[start of Dataset]

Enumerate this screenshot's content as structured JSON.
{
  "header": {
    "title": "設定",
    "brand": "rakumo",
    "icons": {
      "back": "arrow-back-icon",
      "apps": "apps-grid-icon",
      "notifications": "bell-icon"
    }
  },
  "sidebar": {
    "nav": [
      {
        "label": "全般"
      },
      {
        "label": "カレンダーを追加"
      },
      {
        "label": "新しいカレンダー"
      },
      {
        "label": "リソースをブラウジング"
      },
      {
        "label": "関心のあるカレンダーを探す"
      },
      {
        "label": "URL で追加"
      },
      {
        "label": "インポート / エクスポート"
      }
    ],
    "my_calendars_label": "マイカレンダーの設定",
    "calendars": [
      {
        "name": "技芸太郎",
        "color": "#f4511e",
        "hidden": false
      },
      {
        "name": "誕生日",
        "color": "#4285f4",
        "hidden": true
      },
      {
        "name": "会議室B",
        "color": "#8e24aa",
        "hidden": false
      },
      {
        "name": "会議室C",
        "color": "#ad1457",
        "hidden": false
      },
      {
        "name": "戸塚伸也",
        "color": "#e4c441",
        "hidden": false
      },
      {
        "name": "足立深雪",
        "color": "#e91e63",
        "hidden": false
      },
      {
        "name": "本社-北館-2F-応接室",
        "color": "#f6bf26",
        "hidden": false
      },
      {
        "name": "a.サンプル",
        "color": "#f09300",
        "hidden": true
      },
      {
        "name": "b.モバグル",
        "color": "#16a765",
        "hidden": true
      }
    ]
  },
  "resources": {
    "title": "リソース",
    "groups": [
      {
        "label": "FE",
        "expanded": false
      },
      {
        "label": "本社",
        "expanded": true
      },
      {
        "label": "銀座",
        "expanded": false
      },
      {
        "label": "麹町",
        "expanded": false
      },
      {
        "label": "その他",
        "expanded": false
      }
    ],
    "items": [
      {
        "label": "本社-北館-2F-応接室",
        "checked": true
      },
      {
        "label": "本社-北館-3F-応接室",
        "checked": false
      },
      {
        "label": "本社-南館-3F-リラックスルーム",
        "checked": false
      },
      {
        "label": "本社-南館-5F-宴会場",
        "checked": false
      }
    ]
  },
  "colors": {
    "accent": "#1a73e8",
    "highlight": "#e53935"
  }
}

[end of Dataset]

# What is required
Give all the records again. Match them exactly.

# Solved exercise
Enumerate this screenshot's content as structured JSON.
{
  "header": {
    "title": "設定",
    "brand": "rakumo",
    "icons": {
      "back": "arrow-back-icon",
      "apps": "apps-grid-icon",
      "notifications": "bell-icon"
    }
  },
  "sidebar": {
    "nav": [
      {
        "label": "全般"
      },
      {
        "label": "カレンダーを追加"
      },
      {
        "label": "新しいカレンダー"
      },
      {
        "label": "リソースをブラウジング"
      },
      {
        "label": "関心のあるカレンダーを探す"
      },
      {
        "label": "URL で追加"
      },
      {
        "label": "インポート / エクスポート"
      }
    ],
    "my_calendars_label": "マイカレンダーの設定",
    "calendars": [
      {
        "name": "技芸太郎",
        "color": "#f4511e",
        "hidden": false
      },
      {
        "name": "誕生日",
        "color": "#4285f4",
        "hidden": true
      },
      {
        "name": "会議室B",
        "color": "#8e24aa",
        "hidden": false
      },
      {
        "name": "会議室C",
        "color": "#ad1457",
        "hidden": false
      },
      {
        "name": "戸塚伸也",
        "color": "#e4c441",
        "hidden": false
      },
      {
        "name": "足立深雪",
        "color": "#e91e63",
        "hidden": false
      },
      {
        "name": "本社-北館-2F-応接室",
        "color": "#f6bf26",
        "hidden": false
      },
      {
        "name": "a.サンプル",
        "color": "#f09300",
        "hidden": true
      },
      {
        "name": "b.モバグル",
        "color": "#16a765",
        "hidden": true
      }
    ]
  },
  "resources": {
    "title": "リソース",
    "groups": [
      {
        "label": "FE",
        "expanded": false
      },
      {
        "label": "本社",
        "expanded": true
      },
      {
        "label": "銀座",
        "expanded": false
      },
      {
        "label": "麹町",
        "expanded": false
      },
      {
        "label": "その他",
        "expanded": false
      }
    ],
    "items": [
      {
        "label": "本社-北館-2F-応接室",
        "checked": true
      },
      {
        "label": "本社-北館-3F-応接室",
        "checked": false
      },
      {
        "label": "本社-南館-3F-リラックスルーム",
        "checked": false
      },
      {
        "label": "本社-南館-5F-宴会場",
        "checked": false
      }
    ]
  },
  "colors": {
    "accent": "#1a73e8",
    "highlight": "#e53935"
  }
}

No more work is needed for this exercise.